> _WRITTEN INSTRUCTION_
Retype every line of the material below without changing anything.

> _RECORD EXTRACTS_
+--
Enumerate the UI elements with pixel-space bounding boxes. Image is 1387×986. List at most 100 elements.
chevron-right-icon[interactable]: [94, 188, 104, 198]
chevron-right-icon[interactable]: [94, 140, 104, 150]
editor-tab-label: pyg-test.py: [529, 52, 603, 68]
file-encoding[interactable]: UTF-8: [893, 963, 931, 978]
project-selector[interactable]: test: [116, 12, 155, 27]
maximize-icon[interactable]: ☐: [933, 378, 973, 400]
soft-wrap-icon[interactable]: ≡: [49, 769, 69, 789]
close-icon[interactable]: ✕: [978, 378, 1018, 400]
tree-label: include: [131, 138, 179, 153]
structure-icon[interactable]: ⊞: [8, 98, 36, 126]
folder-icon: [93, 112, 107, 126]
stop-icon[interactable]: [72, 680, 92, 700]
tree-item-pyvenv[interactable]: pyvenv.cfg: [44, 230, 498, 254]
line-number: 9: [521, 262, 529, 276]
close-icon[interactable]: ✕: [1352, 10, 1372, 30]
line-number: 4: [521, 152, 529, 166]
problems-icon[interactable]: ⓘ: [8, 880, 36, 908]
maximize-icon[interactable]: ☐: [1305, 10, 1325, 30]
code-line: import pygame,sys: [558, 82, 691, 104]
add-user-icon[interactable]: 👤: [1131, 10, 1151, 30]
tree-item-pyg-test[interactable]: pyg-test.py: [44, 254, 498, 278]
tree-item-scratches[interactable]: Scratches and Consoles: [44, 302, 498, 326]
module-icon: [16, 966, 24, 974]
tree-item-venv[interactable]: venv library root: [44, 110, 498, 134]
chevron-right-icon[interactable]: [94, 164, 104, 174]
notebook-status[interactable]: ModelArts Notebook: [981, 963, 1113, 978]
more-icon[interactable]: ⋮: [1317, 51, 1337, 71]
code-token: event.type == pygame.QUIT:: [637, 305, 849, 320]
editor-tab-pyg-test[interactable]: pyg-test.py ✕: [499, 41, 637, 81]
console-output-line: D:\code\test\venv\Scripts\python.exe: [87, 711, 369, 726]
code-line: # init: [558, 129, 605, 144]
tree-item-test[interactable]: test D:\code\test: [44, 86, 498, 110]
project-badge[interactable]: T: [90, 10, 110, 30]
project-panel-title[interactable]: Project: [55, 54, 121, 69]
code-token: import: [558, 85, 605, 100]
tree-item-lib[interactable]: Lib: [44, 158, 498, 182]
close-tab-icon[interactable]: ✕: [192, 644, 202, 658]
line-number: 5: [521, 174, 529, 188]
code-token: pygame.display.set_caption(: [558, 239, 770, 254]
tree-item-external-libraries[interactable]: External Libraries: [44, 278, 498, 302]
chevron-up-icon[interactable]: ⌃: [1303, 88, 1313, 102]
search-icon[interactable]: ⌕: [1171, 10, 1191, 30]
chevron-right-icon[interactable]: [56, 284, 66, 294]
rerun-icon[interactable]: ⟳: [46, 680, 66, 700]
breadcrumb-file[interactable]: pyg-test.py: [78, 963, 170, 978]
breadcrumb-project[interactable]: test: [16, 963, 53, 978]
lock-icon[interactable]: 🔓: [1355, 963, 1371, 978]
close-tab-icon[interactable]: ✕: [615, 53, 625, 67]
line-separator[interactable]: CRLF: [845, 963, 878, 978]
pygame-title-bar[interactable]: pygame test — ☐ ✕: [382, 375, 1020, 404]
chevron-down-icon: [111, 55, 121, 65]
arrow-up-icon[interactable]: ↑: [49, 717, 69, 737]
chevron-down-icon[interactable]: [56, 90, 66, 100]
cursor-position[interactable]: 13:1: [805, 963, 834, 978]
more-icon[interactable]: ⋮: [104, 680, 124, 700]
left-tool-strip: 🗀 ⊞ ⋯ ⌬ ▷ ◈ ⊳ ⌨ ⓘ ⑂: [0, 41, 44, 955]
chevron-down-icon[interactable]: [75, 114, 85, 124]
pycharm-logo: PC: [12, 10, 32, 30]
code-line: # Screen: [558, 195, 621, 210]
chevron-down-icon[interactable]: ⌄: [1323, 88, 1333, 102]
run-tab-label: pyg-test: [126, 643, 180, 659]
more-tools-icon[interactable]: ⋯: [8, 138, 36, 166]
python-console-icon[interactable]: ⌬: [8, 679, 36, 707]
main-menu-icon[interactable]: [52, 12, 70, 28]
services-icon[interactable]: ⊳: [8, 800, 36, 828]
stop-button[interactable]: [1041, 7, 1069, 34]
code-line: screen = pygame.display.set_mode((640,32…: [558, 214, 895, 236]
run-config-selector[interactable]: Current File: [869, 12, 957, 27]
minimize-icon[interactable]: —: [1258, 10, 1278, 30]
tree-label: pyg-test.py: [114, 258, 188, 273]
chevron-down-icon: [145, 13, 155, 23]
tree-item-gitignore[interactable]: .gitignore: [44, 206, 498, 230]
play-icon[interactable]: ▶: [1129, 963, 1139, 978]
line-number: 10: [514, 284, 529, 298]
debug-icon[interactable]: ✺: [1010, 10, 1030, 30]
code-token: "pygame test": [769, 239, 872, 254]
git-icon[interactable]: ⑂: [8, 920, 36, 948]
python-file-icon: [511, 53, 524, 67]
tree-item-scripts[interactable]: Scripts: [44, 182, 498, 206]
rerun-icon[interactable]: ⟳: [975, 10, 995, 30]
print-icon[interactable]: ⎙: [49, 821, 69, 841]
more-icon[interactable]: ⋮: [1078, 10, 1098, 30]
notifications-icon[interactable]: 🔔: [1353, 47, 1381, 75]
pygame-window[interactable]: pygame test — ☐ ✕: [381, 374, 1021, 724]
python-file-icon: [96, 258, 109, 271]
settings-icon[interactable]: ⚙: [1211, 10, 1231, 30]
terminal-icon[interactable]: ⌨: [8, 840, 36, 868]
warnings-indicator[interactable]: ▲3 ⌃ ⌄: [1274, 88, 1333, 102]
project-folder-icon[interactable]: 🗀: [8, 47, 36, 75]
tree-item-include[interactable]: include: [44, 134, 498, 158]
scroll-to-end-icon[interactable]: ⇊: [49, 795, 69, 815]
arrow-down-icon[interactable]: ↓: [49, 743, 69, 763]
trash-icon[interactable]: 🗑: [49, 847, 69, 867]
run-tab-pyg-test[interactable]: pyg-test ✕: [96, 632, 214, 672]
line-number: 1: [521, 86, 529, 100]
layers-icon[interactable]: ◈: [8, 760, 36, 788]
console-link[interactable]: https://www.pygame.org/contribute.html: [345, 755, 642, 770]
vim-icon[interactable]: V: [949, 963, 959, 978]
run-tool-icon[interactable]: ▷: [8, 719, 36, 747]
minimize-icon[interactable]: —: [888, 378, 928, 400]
+--
> _ANSWER TO THE PROBLEM_
Enumerate the UI elements with pixel-space bounding boxes. Image is 1387×986. List at most 100 elements.
chevron-right-icon[interactable]: [94, 188, 104, 198]
chevron-right-icon[interactable]: [94, 140, 104, 150]
editor-tab-label: pyg-test.py: [529, 52, 603, 68]
file-encoding[interactable]: UTF-8: [893, 963, 931, 978]
project-selector[interactable]: test: [116, 12, 155, 27]
maximize-icon[interactable]: ☐: [933, 378, 973, 400]
soft-wrap-icon[interactable]: ≡: [49, 769, 69, 789]
close-icon[interactable]: ✕: [978, 378, 1018, 400]
tree-label: include: [131, 138, 179, 153]
structure-icon[interactable]: ⊞: [8, 98, 36, 126]
folder-icon: [93, 112, 107, 126]
stop-icon[interactable]: [72, 680, 92, 700]
tree-item-pyvenv[interactable]: pyvenv.cfg: [44, 230, 498, 254]
line-number: 9: [521, 262, 529, 276]
close-icon[interactable]: ✕: [1352, 10, 1372, 30]
line-number: 4: [521, 152, 529, 166]
problems-icon[interactable]: ⓘ: [8, 880, 36, 908]
maximize-icon[interactable]: ☐: [1305, 10, 1325, 30]
code-line: import pygame,sys: [558, 82, 691, 104]
add-user-icon[interactable]: 👤: [1131, 10, 1151, 30]
tree-item-pyg-test[interactable]: pyg-test.py: [44, 254, 498, 278]
tree-item-scratches[interactable]: Scratches and Consoles: [44, 302, 498, 326]
module-icon: [16, 966, 24, 974]
tree-item-venv[interactable]: venv library root: [44, 110, 498, 134]
chevron-right-icon[interactable]: [94, 164, 104, 174]
notebook-status[interactable]: ModelArts Notebook: [981, 963, 1113, 978]
more-icon[interactable]: ⋮: [1317, 51, 1337, 71]
code-token: event.type == pygame.QUIT:: [637, 305, 849, 320]
editor-tab-pyg-test[interactable]: pyg-test.py ✕: [499, 41, 637, 81]
console-output-line: D:\code\test\venv\Scripts\python.exe: [87, 711, 369, 726]
code-line: # init: [558, 129, 605, 144]
tree-item-test[interactable]: test D:\code\test: [44, 86, 498, 110]
project-badge[interactable]: T: [90, 10, 110, 30]
project-panel-title[interactable]: Project: [55, 54, 121, 69]
code-token: import: [558, 85, 605, 100]
tree-item-lib[interactable]: Lib: [44, 158, 498, 182]
close-tab-icon[interactable]: ✕: [192, 644, 202, 658]
line-number: 5: [521, 174, 529, 188]
code-token: pygame.display.set_caption(: [558, 239, 770, 254]
tree-item-external-libraries[interactable]: External Libraries: [44, 278, 498, 302]
chevron-up-icon[interactable]: ⌃: [1303, 88, 1313, 102]
search-icon[interactable]: ⌕: [1171, 10, 1191, 30]
chevron-right-icon[interactable]: [56, 284, 66, 294]
rerun-icon[interactable]: ⟳: [46, 680, 66, 700]
breadcrumb-file[interactable]: pyg-test.py: [78, 963, 170, 978]
breadcrumb-project[interactable]: test: [16, 963, 53, 978]
lock-icon[interactable]: 🔓: [1355, 963, 1371, 978]
close-tab-icon[interactable]: ✕: [615, 53, 625, 67]
line-separator[interactable]: CRLF: [845, 963, 878, 978]
pygame-title-bar[interactable]: pygame test — ☐ ✕: [382, 375, 1020, 404]
chevron-down-icon: [111, 55, 121, 65]
arrow-up-icon[interactable]: ↑: [49, 717, 69, 737]
chevron-down-icon[interactable]: [56, 90, 66, 100]
cursor-position[interactable]: 13:1: [805, 963, 834, 978]
more-icon[interactable]: ⋮: [104, 680, 124, 700]
left-tool-strip: 🗀 ⊞ ⋯ ⌬ ▷ ◈ ⊳ ⌨ ⓘ ⑂: [0, 41, 44, 955]
chevron-down-icon[interactable]: [75, 114, 85, 124]
pycharm-logo: PC: [12, 10, 32, 30]
code-line: # Screen: [558, 195, 621, 210]
chevron-down-icon[interactable]: ⌄: [1323, 88, 1333, 102]
run-tab-label: pyg-test: [126, 643, 180, 659]
more-tools-icon[interactable]: ⋯: [8, 138, 36, 166]
python-console-icon[interactable]: ⌬: [8, 679, 36, 707]
main-menu-icon[interactable]: [52, 12, 70, 28]
services-icon[interactable]: ⊳: [8, 800, 36, 828]
stop-button[interactable]: [1041, 7, 1069, 34]
code-line: screen = pygame.display.set_mode((640,32…: [558, 214, 895, 236]
run-config-selector[interactable]: Current File: [869, 12, 957, 27]
minimize-icon[interactable]: —: [1258, 10, 1278, 30]
tree-label: pyg-test.py: [114, 258, 188, 273]
chevron-down-icon: [145, 13, 155, 23]
tree-item-gitignore[interactable]: .gitignore: [44, 206, 498, 230]
play-icon[interactable]: ▶: [1129, 963, 1139, 978]
line-number: 10: [514, 284, 529, 298]
debug-icon[interactable]: ✺: [1010, 10, 1030, 30]
code-token: "pygame test": [769, 239, 872, 254]
git-icon[interactable]: ⑂: [8, 920, 36, 948]
python-file-icon: [511, 53, 524, 67]
tree-item-scripts[interactable]: Scripts: [44, 182, 498, 206]
rerun-icon[interactable]: ⟳: [975, 10, 995, 30]
print-icon[interactable]: ⎙: [49, 821, 69, 841]
more-icon[interactable]: ⋮: [1078, 10, 1098, 30]
notifications-icon[interactable]: 🔔: [1353, 47, 1381, 75]
pygame-window[interactable]: pygame test — ☐ ✕: [381, 374, 1021, 724]
python-file-icon: [96, 258, 109, 271]
settings-icon[interactable]: ⚙: [1211, 10, 1231, 30]
terminal-icon[interactable]: ⌨: [8, 840, 36, 868]
warnings-indicator[interactable]: ▲3 ⌃ ⌄: [1274, 88, 1333, 102]
project-folder-icon[interactable]: 🗀: [8, 47, 36, 75]
tree-item-include[interactable]: include: [44, 134, 498, 158]
scroll-to-end-icon[interactable]: ⇊: [49, 795, 69, 815]
arrow-down-icon[interactable]: ↓: [49, 743, 69, 763]
trash-icon[interactable]: 🗑: [49, 847, 69, 867]
run-tab-pyg-test[interactable]: pyg-test ✕: [96, 632, 214, 672]
line-number: 1: [521, 86, 529, 100]
layers-icon[interactable]: ◈: [8, 760, 36, 788]
console-link[interactable]: https://www.pygame.org/contribute.html: [345, 755, 642, 770]
vim-icon[interactable]: V: [949, 963, 959, 978]
run-tool-icon[interactable]: ▷: [8, 719, 36, 747]
minimize-icon[interactable]: —: [888, 378, 928, 400]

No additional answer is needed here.